* _EXERCISE OBJECTIVE_:
Set down the full listing exactly, character for character.

* _MATERIAL_:
— BEGIN —

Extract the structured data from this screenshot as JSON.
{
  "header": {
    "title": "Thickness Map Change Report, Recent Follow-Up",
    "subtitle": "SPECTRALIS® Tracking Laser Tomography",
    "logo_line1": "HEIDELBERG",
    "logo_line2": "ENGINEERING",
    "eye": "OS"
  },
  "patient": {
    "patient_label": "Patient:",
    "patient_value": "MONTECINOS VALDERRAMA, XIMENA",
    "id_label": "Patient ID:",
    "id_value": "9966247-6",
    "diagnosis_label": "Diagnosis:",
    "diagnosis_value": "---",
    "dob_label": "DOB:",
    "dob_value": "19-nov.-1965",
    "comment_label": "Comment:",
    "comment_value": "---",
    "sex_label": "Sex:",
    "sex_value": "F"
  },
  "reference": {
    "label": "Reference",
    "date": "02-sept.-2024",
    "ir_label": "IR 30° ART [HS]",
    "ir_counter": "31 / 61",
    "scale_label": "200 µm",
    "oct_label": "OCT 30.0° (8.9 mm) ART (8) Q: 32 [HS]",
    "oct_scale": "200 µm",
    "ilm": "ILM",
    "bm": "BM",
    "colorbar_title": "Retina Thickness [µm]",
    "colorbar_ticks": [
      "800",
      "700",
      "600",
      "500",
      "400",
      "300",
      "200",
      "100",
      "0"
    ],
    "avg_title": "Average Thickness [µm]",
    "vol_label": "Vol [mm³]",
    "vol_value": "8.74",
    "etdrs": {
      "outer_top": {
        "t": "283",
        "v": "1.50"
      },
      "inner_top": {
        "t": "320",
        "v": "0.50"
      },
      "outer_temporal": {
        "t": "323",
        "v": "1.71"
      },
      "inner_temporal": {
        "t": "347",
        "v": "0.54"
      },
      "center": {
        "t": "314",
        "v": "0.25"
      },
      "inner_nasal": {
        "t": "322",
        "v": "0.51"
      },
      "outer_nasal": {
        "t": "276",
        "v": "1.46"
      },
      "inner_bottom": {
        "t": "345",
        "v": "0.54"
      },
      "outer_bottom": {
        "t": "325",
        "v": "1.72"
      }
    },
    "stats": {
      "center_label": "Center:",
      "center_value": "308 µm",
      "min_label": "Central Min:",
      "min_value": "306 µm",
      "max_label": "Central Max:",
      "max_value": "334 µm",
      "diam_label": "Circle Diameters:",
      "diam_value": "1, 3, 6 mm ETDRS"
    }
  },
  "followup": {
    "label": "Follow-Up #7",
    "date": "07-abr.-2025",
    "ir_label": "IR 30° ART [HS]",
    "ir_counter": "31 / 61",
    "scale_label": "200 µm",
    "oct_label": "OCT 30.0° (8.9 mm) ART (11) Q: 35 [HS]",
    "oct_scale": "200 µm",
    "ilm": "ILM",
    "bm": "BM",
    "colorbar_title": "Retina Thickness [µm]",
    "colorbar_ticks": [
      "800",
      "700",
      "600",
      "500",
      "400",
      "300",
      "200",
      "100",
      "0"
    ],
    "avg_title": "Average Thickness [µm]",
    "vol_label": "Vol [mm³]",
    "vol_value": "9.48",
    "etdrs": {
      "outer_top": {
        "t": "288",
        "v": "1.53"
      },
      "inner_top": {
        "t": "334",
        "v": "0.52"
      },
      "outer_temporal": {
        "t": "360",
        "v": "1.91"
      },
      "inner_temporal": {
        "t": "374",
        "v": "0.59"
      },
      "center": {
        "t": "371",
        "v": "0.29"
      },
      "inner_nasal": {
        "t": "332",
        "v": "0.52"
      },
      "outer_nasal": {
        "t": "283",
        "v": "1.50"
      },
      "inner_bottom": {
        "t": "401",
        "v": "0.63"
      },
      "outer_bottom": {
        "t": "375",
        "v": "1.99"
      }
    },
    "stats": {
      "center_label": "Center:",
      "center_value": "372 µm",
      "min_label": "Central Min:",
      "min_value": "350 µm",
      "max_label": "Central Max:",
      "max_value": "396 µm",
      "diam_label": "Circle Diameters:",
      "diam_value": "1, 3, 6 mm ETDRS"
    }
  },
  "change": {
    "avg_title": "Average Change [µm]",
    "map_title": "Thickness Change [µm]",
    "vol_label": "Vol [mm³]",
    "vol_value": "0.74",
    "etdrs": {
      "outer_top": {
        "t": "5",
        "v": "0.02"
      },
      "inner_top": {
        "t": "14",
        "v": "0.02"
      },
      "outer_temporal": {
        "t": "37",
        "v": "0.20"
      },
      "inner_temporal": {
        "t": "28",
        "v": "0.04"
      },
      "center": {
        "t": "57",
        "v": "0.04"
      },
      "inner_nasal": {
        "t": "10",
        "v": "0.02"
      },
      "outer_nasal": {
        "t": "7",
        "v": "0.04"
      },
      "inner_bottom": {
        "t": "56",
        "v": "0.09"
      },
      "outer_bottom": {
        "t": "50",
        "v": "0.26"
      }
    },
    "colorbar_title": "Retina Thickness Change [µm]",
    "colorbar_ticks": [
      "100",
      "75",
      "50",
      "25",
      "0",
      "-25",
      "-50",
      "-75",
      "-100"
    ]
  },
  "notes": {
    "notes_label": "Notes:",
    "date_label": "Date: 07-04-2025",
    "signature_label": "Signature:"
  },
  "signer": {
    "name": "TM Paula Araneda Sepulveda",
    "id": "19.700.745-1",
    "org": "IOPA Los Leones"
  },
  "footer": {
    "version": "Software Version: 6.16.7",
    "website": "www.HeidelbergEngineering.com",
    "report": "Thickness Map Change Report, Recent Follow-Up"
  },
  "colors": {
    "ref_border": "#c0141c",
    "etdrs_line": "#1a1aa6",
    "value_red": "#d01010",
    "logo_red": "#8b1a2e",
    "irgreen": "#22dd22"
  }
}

— END —

* _RESPONSE FOR THIS EXERCISE_:
Extract the structured data from this screenshot as JSON.
{
  "header": {
    "title": "Thickness Map Change Report, Recent Follow-Up",
    "subtitle": "SPECTRALIS® Tracking Laser Tomography",
    "logo_line1": "HEIDELBERG",
    "logo_line2": "ENGINEERING",
    "eye": "OS"
  },
  "patient": {
    "patient_label": "Patient:",
    "patient_value": "MONTECINOS VALDERRAMA, XIMENA",
    "id_label": "Patient ID:",
    "id_value": "9966247-6",
    "diagnosis_label": "Diagnosis:",
    "diagnosis_value": "---",
    "dob_label": "DOB:",
    "dob_value": "19-nov.-1965",
    "comment_label": "Comment:",
    "comment_value": "---",
    "sex_label": "Sex:",
    "sex_value": "F"
  },
  "reference": {
    "label": "Reference",
    "date": "02-sept.-2024",
    "ir_label": "IR 30° ART [HS]",
    "ir_counter": "31 / 61",
    "scale_label": "200 µm",
    "oct_label": "OCT 30.0° (8.9 mm) ART (8) Q: 32 [HS]",
    "oct_scale": "200 µm",
    "ilm": "ILM",
    "bm": "BM",
    "colorbar_title": "Retina Thickness [µm]",
    "colorbar_ticks": [
      "800",
      "700",
      "600",
      "500",
      "400",
      "300",
      "200",
      "100",
      "0"
    ],
    "avg_title": "Average Thickness [µm]",
    "vol_label": "Vol [mm³]",
    "vol_value": "8.74",
    "etdrs": {
      "outer_top": {
        "t": "283",
        "v": "1.50"
      },
      "inner_top": {
        "t": "320",
        "v": "0.50"
      },
      "outer_temporal": {
        "t": "323",
        "v": "1.71"
      },
      "inner_temporal": {
        "t": "347",
        "v": "0.54"
      },
      "center": {
        "t": "314",
        "v": "0.25"
      },
      "inner_nasal": {
        "t": "322",
        "v": "0.51"
      },
      "outer_nasal": {
        "t": "276",
        "v": "1.46"
      },
      "inner_bottom": {
        "t": "345",
        "v": "0.54"
      },
      "outer_bottom": {
        "t": "325",
        "v": "1.72"
      }
    },
    "stats": {
      "center_label": "Center:",
      "center_value": "308 µm",
      "min_label": "Central Min:",
      "min_value": "306 µm",
      "max_label": "Central Max:",
      "max_value": "334 µm",
      "diam_label": "Circle Diameters:",
      "diam_value": "1, 3, 6 mm ETDRS"
    }
  },
  "followup": {
    "label": "Follow-Up #7",
    "date": "07-abr.-2025",
    "ir_label": "IR 30° ART [HS]",
    "ir_counter": "31 / 61",
    "scale_label": "200 µm",
    "oct_label": "OCT 30.0° (8.9 mm) ART (11) Q: 35 [HS]",
    "oct_scale": "200 µm",
    "ilm": "ILM",
    "bm": "BM",
    "colorbar_title": "Retina Thickness [µm]",
    "colorbar_ticks": [
      "800",
      "700",
      "600",
      "500",
      "400",
      "300",
      "200",
      "100",
      "0"
    ],
    "avg_title": "Average Thickness [µm]",
    "vol_label": "Vol [mm³]",
    "vol_value": "9.48",
    "etdrs": {
      "outer_top": {
        "t": "288",
        "v": "1.53"
      },
      "inner_top": {
        "t": "334",
        "v": "0.52"
      },
      "outer_temporal": {
        "t": "360",
        "v": "1.91"
      },
      "inner_temporal": {
        "t": "374",
        "v": "0.59"
      },
      "center": {
        "t": "371",
        "v": "0.29"
      },
      "inner_nasal": {
        "t": "332",
        "v": "0.52"
      },
      "outer_nasal": {
        "t": "283",
        "v": "1.50"
      },
      "inner_bottom": {
        "t": "401",
        "v": "0.63"
      },
      "outer_bottom": {
        "t": "375",
        "v": "1.99"
      }
    },
    "stats": {
      "center_label": "Center:",
      "center_value": "372 µm",
      "min_label": "Central Min:",
      "min_value": "350 µm",
      "max_label": "Central Max:",
      "max_value": "396 µm",
      "diam_label": "Circle Diameters:",
      "diam_value": "1, 3, 6 mm ETDRS"
    }
  },
  "change": {
    "avg_title": "Average Change [µm]",
    "map_title": "Thickness Change [µm]",
    "vol_label": "Vol [mm³]",
    "vol_value": "0.74",
    "etdrs": {
      "outer_top": {
        "t": "5",
        "v": "0.02"
      },
      "inner_top": {
        "t": "14",
        "v": "0.02"
      },
      "outer_temporal": {
        "t": "37",
        "v": "0.20"
      },
      "inner_temporal": {
        "t": "28",
        "v": "0.04"
      },
      "center": {
        "t": "57",
        "v": "0.04"
      },
      "inner_nasal": {
        "t": "10",
        "v": "0.02"
      },
      "outer_nasal": {
        "t": "7",
        "v": "0.04"
      },
      "inner_bottom": {
        "t": "56",
        "v": "0.09"
      },
      "outer_bottom": {
        "t": "50",
        "v": "0.26"
      }
    },
    "colorbar_title": "Retina Thickness Change [µm]",
    "colorbar_ticks": [
      "100",
      "75",
      "50",
      "25",
      "0",
      "-25",
      "-50",
      "-75",
      "-100"
    ]
  },
  "notes": {
    "notes_label": "Notes:",
    "date_label": "Date: 07-04-2025",
    "signature_label": "Signature:"
  },
  "signer": {
    "name": "TM Paula Araneda Sepulveda",
    "id": "19.700.745-1",
    "org": "IOPA Los Leones"
  },
  "footer": {
    "version": "Software Version: 6.16.7",
    "website": "www.HeidelbergEngineering.com",
    "report": "Thickness Map Change Report, Recent Follow-Up"
  },
  "colors": {
    "ref_border": "#c0141c",
    "etdrs_line": "#1a1aa6",
    "value_red": "#d01010",
    "logo_red": "#8b1a2e",
    "irgreen": "#22dd22"
  }
}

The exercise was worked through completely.